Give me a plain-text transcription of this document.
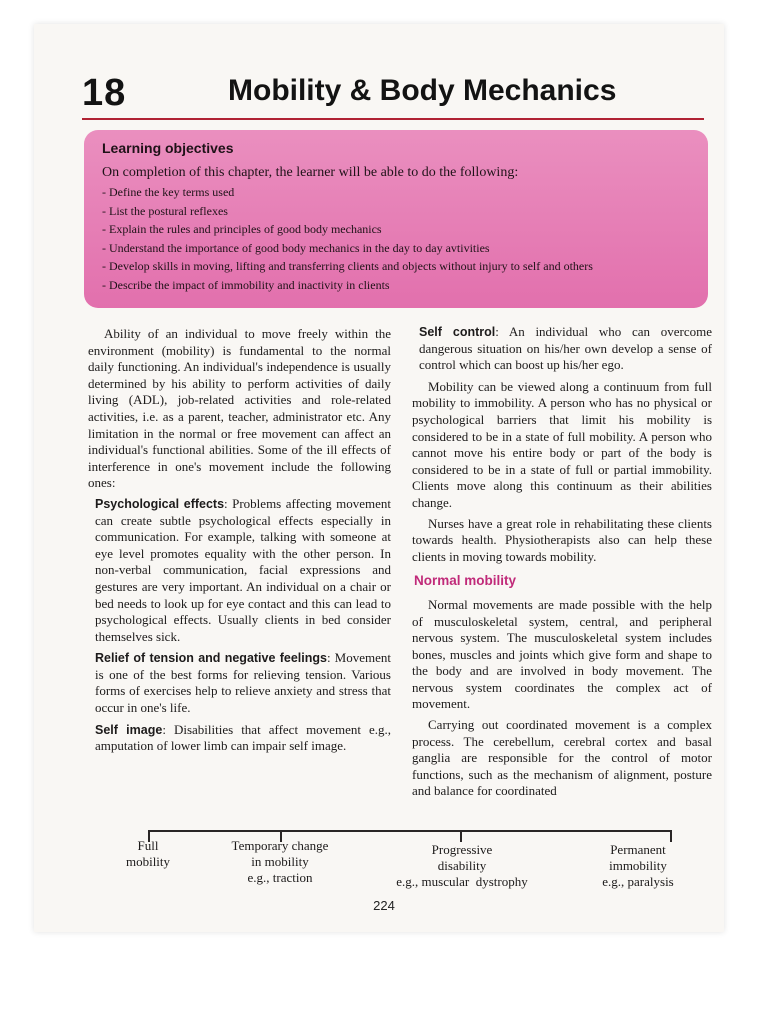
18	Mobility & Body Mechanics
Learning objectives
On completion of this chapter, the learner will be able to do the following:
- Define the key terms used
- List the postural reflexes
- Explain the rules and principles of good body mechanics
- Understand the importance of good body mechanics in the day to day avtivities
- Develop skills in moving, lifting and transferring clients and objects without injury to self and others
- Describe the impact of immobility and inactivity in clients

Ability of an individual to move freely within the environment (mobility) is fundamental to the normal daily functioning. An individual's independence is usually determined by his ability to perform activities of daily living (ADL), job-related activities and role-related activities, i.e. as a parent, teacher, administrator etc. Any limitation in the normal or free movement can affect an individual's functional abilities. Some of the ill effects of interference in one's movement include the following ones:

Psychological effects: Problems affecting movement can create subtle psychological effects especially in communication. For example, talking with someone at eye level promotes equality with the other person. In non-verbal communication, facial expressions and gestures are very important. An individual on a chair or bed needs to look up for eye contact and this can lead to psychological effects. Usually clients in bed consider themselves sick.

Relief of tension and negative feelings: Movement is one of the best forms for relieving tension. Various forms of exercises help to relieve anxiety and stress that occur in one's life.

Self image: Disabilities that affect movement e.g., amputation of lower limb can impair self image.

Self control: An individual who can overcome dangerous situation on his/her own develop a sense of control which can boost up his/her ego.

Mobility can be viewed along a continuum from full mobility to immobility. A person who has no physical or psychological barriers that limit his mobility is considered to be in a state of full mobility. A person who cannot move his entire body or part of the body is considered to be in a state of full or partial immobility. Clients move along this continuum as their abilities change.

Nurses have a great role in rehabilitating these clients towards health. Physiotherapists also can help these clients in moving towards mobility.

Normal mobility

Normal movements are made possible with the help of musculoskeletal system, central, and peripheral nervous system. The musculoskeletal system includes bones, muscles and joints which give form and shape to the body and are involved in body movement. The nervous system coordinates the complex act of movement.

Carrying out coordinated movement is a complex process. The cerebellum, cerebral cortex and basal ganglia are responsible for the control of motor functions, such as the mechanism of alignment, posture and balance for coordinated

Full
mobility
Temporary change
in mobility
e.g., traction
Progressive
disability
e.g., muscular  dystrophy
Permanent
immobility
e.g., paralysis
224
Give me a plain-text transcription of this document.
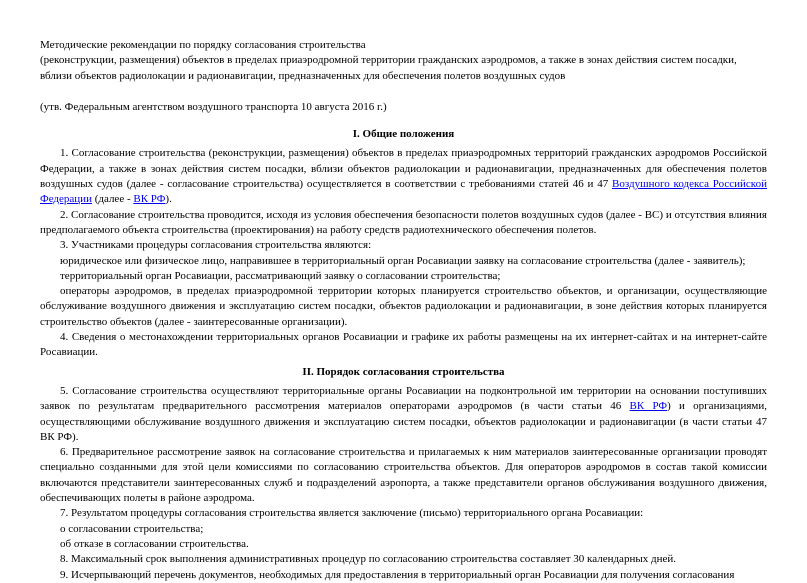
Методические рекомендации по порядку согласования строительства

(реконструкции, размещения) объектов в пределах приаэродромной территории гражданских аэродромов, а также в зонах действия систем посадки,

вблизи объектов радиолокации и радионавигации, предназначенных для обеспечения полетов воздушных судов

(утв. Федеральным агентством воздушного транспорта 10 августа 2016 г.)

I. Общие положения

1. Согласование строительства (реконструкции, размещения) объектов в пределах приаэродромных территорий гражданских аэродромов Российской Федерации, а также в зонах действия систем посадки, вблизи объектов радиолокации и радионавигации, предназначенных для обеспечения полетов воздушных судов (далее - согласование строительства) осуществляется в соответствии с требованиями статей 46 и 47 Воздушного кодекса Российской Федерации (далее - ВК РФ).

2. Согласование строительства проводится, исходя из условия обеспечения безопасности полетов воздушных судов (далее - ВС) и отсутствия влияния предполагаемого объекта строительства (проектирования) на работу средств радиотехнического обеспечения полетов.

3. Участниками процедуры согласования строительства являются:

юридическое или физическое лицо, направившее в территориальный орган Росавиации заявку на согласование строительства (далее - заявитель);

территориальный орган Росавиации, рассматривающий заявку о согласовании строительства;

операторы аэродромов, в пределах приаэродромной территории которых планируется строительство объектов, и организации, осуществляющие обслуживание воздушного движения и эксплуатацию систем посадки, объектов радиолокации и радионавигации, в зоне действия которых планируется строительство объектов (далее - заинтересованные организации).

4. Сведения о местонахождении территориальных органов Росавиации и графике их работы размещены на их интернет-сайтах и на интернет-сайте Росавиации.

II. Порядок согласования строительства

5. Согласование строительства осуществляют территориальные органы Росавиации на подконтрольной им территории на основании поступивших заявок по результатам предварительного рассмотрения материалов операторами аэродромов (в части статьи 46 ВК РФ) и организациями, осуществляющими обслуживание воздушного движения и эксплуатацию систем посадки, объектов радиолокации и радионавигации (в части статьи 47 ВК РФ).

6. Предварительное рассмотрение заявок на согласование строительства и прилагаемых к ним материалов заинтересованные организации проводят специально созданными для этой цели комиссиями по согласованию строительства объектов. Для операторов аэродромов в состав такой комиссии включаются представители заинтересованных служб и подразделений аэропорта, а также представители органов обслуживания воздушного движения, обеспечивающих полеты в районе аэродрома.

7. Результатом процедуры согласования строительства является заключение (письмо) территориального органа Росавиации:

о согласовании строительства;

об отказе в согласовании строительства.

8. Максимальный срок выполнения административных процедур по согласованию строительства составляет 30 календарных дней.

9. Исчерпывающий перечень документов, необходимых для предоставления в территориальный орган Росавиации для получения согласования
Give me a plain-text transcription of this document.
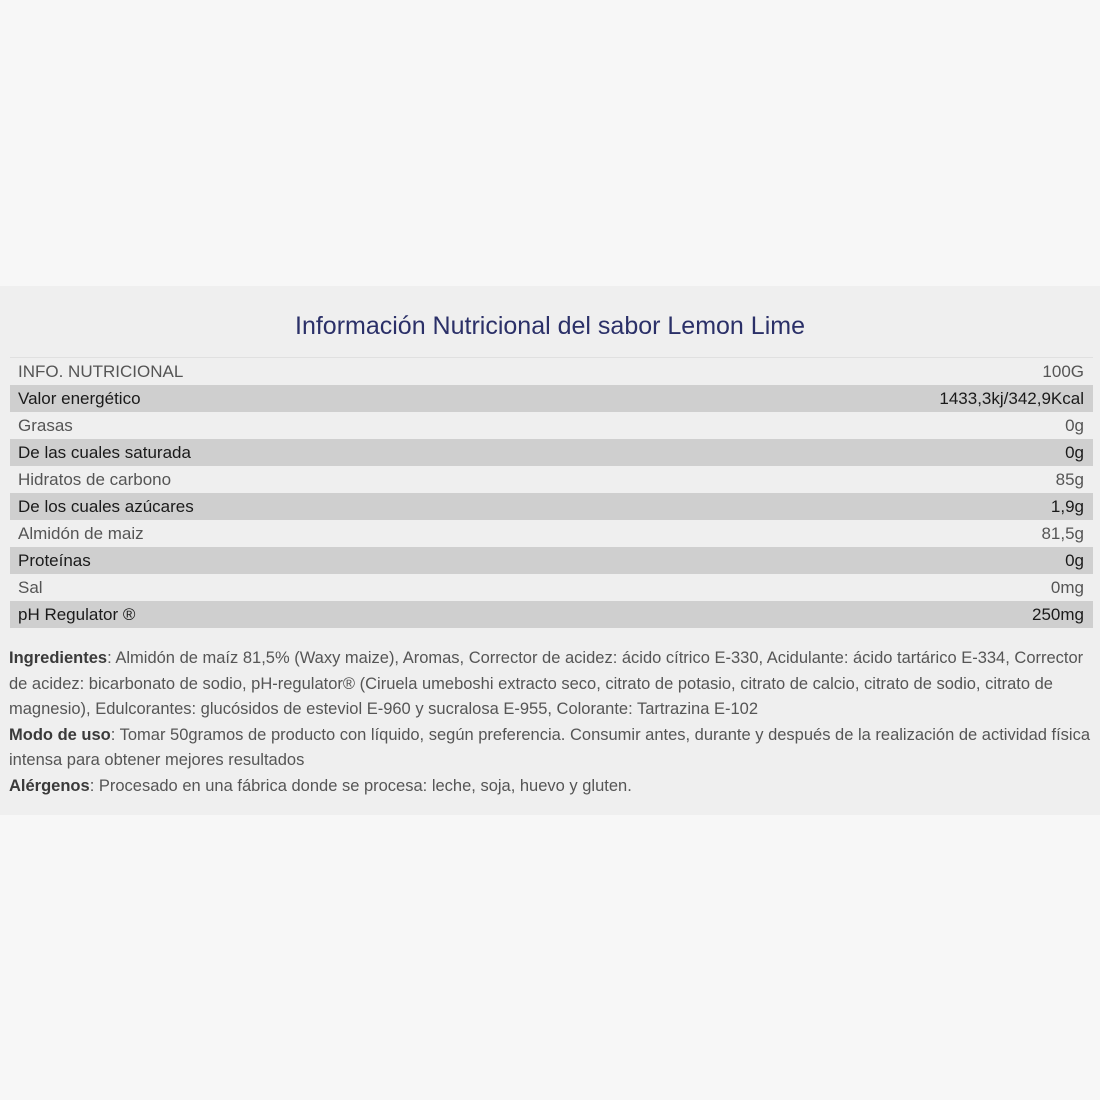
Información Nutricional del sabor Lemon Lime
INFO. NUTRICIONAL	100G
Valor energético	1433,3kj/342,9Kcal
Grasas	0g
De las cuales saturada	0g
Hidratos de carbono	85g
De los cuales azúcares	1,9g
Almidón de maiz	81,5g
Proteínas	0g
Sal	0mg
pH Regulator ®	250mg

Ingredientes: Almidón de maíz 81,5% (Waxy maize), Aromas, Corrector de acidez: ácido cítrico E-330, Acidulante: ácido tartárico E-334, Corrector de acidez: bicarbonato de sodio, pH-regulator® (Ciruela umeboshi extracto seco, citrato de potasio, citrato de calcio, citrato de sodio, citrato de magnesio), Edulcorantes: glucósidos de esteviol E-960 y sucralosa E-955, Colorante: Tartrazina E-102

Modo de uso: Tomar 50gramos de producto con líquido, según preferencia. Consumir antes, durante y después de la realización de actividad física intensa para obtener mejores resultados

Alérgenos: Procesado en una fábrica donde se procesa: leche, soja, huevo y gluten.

* * * * *

Take the listing above and restate it word for word, without its pictures.

THE RESPONSE:
Give me a plain-text transcription of this document.
18	Mobility & Body Mechanics
Learning objectives
On completion of this chapter, the learner will be able to do the following:
- Define the key terms used
- List the postural reflexes
- Explain the rules and principles of good body mechanics
- Understand the importance of good body mechanics in the day to day avtivities
- Develop skills in moving, lifting and transferring clients and objects without injury to self and others
- Describe the impact of immobility and inactivity in clients

Ability of an individual to move freely within the environment (mobility) is fundamental to the normal daily functioning. An individual's independence is usually determined by his ability to perform activities of daily living (ADL), job-related activities and role-related activities, i.e. as a parent, teacher, administrator etc. Any limitation in the normal or free movement can affect an individual's functional abilities. Some of the ill effects of interference in one's movement include the following ones:

Psychological effects: Problems affecting movement can create subtle psychological effects especially in communication. For example, talking with someone at eye level promotes equality with the other person. In non-verbal communication, facial expressions and gestures are very important. An individual on a chair or bed needs to look up for eye contact and this can lead to psychological effects. Usually clients in bed consider themselves sick.

Relief of tension and negative feelings: Movement is one of the best forms for relieving tension. Various forms of exercises help to relieve anxiety and stress that occur in one's life.

Self image: Disabilities that affect movement e.g., amputation of lower limb can impair self image.

Self control: An individual who can overcome dangerous situation on his/her own develop a sense of control which can boost up his/her ego.

Mobility can be viewed along a continuum from full mobility to immobility. A person who has no physical or psychological barriers that limit his mobility is considered to be in a state of full mobility. A person who cannot move his entire body or part of the body is considered to be in a state of full or partial immobility. Clients move along this continuum as their abilities change.

Nurses have a great role in rehabilitating these clients towards health. Physiotherapists also can help these clients in moving towards mobility.

Normal mobility

Normal movements are made possible with the help of musculoskeletal system, central, and peripheral nervous system. The musculoskeletal system includes bones, muscles and joints which give form and shape to the body and are involved in body movement. The nervous system coordinates the complex act of movement.

Carrying out coordinated movement is a complex process. The cerebellum, cerebral cortex and basal ganglia are responsible for the control of motor functions, such as the mechanism of alignment, posture and balance for coordinated

Full
mobility
Temporary change
in mobility
e.g., traction
Progressive
disability
e.g., muscular  dystrophy
Permanent
immobility
e.g., paralysis
224
Give me a plain-text transcription of this document.
Методические рекомендации по порядку согласования строительства

(реконструкции, размещения) объектов в пределах приаэродромной территории гражданских аэродромов, а также в зонах действия систем посадки,

вблизи объектов радиолокации и радионавигации, предназначенных для обеспечения полетов воздушных судов

(утв. Федеральным агентством воздушного транспорта 10 августа 2016 г.)

I. Общие положения

1. Согласование строительства (реконструкции, размещения) объектов в пределах приаэродромных территорий гражданских аэродромов Российской Федерации, а также в зонах действия систем посадки, вблизи объектов радиолокации и радионавигации, предназначенных для обеспечения полетов воздушных судов (далее - согласование строительства) осуществляется в соответствии с требованиями статей 46 и 47 Воздушного кодекса Российской Федерации (далее - ВК РФ).

2. Согласование строительства проводится, исходя из условия обеспечения безопасности полетов воздушных судов (далее - ВС) и отсутствия влияния предполагаемого объекта строительства (проектирования) на работу средств радиотехнического обеспечения полетов.

3. Участниками процедуры согласования строительства являются:

юридическое или физическое лицо, направившее в территориальный орган Росавиации заявку на согласование строительства (далее - заявитель);

территориальный орган Росавиации, рассматривающий заявку о согласовании строительства;

операторы аэродромов, в пределах приаэродромной территории которых планируется строительство объектов, и организации, осуществляющие обслуживание воздушного движения и эксплуатацию систем посадки, объектов радиолокации и радионавигации, в зоне действия которых планируется строительство объектов (далее - заинтересованные организации).

4. Сведения о местонахождении территориальных органов Росавиации и графике их работы размещены на их интернет-сайтах и на интернет-сайте Росавиации.

II. Порядок согласования строительства

5. Согласование строительства осуществляют территориальные органы Росавиации на подконтрольной им территории на основании поступивших заявок по результатам предварительного рассмотрения материалов операторами аэродромов (в части статьи 46 ВК РФ) и организациями, осуществляющими обслуживание воздушного движения и эксплуатацию систем посадки, объектов радиолокации и радионавигации (в части статьи 47 ВК РФ).

6. Предварительное рассмотрение заявок на согласование строительства и прилагаемых к ним материалов заинтересованные организации проводят специально созданными для этой цели комиссиями по согласованию строительства объектов. Для операторов аэродромов в состав такой комиссии включаются представители заинтересованных служб и подразделений аэропорта, а также представители органов обслуживания воздушного движения, обеспечивающих полеты в районе аэродрома.

7. Результатом процедуры согласования строительства является заключение (письмо) территориального органа Росавиации:

о согласовании строительства;

об отказе в согласовании строительства.

8. Максимальный срок выполнения административных процедур по согласованию строительства составляет 30 календарных дней.

9. Исчерпывающий перечень документов, необходимых для предоставления в территориальный орган Росавиации для получения согласования
Give me a plain-text transcription of this document.
Información Nutricional del sabor Lemon Lime
INFO. NUTRICIONAL	100G
Valor energético	1433,3kj/342,9Kcal
Grasas	0g
De las cuales saturada	0g
Hidratos de carbono	85g
De los cuales azúcares	1,9g
Almidón de maiz	81,5g
Proteínas	0g
Sal	0mg
pH Regulator ®	250mg

Ingredientes: Almidón de maíz 81,5% (Waxy maize), Aromas, Corrector de acidez: ácido cítrico E-330, Acidulante: ácido tartárico E-334, Corrector de acidez: bicarbonato de sodio, pH-regulator® (Ciruela umeboshi extracto seco, citrato de potasio, citrato de calcio, citrato de sodio, citrato de magnesio), Edulcorantes: glucósidos de esteviol E-960 y sucralosa E-955, Colorante: Tartrazina E-102

Modo de uso: Tomar 50gramos de producto con líquido, según preferencia. Consumir antes, durante y después de la realización de actividad física intensa para obtener mejores resultados

Alérgenos: Procesado en una fábrica donde se procesa: leche, soja, huevo y gluten.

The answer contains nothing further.